__GOAL OF THE EXERCISE__: Pick out each line of the records that includes the string "title", and copy it.

__RECORDS PROVIDED__:
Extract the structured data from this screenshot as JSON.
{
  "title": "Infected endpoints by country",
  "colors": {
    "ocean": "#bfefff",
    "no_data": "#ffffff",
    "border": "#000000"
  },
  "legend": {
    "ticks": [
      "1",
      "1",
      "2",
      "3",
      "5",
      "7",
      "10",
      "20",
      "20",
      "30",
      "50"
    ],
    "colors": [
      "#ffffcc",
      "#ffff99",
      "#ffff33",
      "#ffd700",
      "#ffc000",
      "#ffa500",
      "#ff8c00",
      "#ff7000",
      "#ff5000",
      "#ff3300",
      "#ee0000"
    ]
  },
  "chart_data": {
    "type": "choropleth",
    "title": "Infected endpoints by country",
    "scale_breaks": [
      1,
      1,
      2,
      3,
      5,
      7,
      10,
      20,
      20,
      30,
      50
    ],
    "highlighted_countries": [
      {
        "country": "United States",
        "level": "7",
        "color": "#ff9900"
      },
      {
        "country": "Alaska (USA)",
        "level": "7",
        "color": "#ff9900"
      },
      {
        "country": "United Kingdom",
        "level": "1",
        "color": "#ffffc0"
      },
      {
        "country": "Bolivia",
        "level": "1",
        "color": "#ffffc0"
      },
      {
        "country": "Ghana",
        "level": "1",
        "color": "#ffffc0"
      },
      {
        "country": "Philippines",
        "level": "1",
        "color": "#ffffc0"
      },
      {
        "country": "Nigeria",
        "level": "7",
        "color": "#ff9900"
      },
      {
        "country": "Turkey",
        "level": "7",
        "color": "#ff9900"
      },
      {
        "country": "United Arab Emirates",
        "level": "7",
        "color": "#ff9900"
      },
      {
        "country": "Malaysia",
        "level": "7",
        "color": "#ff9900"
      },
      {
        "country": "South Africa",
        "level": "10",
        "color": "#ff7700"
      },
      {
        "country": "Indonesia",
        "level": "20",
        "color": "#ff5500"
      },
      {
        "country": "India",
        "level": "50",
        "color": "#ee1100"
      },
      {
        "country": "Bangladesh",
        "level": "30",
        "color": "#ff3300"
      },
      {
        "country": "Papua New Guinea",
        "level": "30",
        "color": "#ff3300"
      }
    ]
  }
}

__EXERCISE OUTPUT__:
  "title": "Infected endpoints by country",
    "title": "Infected endpoints by country",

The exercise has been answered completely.